■ TASK INSTRUCTIONS
Report all lines holding "content".

■ INPUT ROWS
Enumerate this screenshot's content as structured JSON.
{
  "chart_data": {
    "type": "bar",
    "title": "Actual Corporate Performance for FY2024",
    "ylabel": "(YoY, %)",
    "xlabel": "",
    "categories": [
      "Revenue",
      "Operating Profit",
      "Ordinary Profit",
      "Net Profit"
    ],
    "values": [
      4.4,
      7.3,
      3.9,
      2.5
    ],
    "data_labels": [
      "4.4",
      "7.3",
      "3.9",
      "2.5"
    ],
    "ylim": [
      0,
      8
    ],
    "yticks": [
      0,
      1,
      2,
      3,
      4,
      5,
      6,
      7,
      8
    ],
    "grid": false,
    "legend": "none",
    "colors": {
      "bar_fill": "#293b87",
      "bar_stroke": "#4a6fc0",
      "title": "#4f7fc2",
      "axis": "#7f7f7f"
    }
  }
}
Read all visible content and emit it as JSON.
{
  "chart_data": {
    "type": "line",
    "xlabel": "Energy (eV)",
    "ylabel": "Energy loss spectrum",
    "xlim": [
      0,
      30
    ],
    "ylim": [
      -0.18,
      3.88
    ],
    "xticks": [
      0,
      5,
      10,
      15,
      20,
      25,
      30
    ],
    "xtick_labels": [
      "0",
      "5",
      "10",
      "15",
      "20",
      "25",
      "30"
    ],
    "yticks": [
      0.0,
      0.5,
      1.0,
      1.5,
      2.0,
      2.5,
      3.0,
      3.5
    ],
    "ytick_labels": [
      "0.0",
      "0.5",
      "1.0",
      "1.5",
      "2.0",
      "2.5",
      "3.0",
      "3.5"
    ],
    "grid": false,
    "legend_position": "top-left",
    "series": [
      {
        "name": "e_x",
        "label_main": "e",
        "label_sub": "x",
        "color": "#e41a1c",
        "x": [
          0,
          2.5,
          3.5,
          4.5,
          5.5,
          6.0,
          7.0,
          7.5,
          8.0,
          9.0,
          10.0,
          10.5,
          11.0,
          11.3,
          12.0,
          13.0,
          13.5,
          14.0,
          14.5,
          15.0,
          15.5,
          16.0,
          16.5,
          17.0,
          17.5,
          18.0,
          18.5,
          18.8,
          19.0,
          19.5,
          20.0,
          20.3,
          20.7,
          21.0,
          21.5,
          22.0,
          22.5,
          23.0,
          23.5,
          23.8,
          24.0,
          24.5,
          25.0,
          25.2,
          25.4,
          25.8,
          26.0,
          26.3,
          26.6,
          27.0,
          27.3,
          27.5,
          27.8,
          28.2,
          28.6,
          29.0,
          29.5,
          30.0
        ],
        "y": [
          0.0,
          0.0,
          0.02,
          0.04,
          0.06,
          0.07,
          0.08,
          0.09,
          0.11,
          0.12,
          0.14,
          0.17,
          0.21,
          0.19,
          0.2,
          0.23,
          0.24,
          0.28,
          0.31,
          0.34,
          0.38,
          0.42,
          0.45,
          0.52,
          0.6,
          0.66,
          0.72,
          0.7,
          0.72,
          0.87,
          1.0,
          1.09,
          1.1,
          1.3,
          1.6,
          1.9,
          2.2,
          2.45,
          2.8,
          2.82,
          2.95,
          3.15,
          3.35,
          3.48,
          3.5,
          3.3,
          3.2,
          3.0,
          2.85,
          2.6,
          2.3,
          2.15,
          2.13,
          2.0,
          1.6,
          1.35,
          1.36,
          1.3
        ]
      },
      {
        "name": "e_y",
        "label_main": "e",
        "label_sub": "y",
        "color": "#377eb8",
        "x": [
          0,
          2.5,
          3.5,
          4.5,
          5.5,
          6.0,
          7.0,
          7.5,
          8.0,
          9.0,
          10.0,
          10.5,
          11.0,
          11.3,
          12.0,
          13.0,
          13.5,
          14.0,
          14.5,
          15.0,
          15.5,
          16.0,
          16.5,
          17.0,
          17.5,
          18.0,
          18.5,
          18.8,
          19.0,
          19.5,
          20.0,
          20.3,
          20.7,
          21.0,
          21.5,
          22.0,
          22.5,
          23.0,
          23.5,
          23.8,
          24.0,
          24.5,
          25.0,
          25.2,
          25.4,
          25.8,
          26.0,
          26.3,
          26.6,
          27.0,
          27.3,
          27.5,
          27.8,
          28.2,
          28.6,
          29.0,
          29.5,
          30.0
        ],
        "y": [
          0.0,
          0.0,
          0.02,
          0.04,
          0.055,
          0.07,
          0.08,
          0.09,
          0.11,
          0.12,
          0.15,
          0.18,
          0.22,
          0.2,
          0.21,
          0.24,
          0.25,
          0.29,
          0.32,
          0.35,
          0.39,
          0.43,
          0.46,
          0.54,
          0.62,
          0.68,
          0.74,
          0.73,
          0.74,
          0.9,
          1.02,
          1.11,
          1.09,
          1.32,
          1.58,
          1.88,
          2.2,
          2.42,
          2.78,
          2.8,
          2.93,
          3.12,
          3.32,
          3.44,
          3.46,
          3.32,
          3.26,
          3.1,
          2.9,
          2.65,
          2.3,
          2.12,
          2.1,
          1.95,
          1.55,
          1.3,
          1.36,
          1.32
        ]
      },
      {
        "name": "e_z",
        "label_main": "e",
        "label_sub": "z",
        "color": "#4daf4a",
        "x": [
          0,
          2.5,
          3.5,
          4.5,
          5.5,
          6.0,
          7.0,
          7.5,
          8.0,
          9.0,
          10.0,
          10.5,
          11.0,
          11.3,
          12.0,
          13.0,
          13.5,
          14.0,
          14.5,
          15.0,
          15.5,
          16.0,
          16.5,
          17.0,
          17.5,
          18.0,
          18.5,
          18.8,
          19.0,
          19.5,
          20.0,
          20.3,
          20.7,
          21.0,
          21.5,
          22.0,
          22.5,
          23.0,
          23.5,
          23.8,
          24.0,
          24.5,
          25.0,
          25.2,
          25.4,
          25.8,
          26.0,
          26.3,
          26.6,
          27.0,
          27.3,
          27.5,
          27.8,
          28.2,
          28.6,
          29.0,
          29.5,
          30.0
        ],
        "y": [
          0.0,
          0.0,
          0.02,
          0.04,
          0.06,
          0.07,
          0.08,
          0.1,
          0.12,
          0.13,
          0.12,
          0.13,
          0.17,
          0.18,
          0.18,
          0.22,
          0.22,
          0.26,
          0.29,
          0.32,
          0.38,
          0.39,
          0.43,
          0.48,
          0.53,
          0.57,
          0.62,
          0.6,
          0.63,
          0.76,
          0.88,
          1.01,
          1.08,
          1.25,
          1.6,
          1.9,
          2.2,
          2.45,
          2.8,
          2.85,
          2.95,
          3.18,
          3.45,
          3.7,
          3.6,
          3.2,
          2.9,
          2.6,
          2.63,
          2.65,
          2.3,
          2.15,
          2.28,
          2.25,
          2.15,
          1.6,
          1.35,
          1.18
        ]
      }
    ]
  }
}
...
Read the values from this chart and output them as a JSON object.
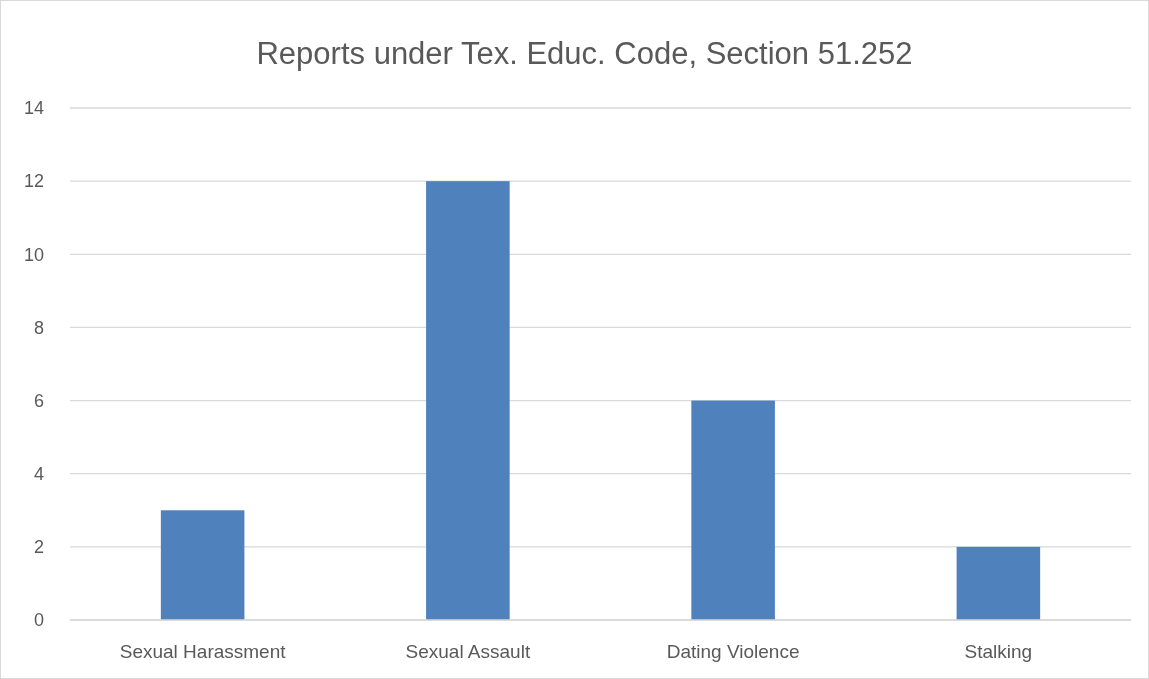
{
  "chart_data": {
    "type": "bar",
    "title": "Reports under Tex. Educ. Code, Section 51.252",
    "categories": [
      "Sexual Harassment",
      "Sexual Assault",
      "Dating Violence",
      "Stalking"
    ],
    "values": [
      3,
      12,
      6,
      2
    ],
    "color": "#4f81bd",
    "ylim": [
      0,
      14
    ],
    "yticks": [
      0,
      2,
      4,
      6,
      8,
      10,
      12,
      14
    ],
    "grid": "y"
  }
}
--
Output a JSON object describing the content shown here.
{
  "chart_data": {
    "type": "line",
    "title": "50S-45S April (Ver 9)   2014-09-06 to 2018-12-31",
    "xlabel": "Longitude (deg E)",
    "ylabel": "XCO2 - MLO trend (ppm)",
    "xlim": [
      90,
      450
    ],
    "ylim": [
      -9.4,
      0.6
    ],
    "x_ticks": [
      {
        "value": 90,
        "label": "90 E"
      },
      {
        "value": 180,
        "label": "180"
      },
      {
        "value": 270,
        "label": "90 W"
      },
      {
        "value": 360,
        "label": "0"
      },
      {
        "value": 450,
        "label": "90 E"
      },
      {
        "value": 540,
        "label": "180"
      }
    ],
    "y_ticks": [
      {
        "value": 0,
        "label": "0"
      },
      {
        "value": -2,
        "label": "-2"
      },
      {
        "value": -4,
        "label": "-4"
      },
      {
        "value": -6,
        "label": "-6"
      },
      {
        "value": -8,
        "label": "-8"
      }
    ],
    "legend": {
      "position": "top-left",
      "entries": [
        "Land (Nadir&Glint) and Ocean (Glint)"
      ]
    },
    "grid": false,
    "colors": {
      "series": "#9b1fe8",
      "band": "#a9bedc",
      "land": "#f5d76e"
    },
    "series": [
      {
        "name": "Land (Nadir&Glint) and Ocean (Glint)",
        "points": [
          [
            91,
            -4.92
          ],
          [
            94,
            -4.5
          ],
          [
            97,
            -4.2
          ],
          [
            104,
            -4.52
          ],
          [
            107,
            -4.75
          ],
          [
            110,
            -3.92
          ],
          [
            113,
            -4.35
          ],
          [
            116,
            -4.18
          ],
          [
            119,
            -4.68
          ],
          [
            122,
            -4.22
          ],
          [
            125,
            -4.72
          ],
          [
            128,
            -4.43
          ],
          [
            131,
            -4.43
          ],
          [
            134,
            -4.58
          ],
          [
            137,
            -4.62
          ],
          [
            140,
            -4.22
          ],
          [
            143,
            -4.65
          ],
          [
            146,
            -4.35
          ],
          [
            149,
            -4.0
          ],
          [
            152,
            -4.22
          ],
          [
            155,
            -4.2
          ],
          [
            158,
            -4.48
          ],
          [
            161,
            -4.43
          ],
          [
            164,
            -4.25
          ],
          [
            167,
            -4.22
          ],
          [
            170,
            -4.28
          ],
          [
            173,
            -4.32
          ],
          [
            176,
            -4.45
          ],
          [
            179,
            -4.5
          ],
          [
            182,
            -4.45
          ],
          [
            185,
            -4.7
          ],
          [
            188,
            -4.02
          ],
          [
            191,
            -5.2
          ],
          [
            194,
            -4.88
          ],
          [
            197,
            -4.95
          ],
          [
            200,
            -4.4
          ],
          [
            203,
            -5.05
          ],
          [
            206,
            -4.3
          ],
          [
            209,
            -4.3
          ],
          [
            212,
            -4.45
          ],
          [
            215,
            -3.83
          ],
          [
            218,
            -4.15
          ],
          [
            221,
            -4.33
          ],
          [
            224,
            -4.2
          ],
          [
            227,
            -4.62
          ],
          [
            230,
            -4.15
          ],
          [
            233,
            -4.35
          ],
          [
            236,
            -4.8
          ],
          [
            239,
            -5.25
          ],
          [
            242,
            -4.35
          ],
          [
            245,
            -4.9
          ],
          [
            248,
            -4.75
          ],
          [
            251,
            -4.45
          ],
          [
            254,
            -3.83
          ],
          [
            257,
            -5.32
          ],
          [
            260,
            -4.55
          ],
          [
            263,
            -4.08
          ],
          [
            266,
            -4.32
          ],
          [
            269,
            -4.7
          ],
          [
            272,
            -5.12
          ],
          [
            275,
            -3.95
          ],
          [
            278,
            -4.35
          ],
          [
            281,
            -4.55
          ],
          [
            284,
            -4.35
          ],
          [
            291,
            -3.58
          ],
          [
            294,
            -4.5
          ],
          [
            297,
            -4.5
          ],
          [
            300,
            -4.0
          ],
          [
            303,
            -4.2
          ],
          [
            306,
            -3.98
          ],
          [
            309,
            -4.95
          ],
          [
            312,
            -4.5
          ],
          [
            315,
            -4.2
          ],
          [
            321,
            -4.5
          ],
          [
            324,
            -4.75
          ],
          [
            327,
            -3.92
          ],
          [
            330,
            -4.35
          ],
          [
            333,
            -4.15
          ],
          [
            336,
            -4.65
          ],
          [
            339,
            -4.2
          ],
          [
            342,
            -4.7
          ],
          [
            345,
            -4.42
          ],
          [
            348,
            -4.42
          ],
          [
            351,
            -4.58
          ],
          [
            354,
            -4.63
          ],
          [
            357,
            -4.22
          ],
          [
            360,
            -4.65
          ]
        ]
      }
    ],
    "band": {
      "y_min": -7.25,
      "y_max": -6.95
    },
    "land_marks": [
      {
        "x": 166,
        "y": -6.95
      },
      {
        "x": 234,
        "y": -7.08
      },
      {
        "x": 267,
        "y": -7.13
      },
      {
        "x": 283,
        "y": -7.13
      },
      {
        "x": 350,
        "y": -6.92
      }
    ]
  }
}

■ IN RESPONSE
Enumerate this screenshot's content as structured JSON.
Read all visible content and emit it as JSON.
Output a JSON object describing the content shown here.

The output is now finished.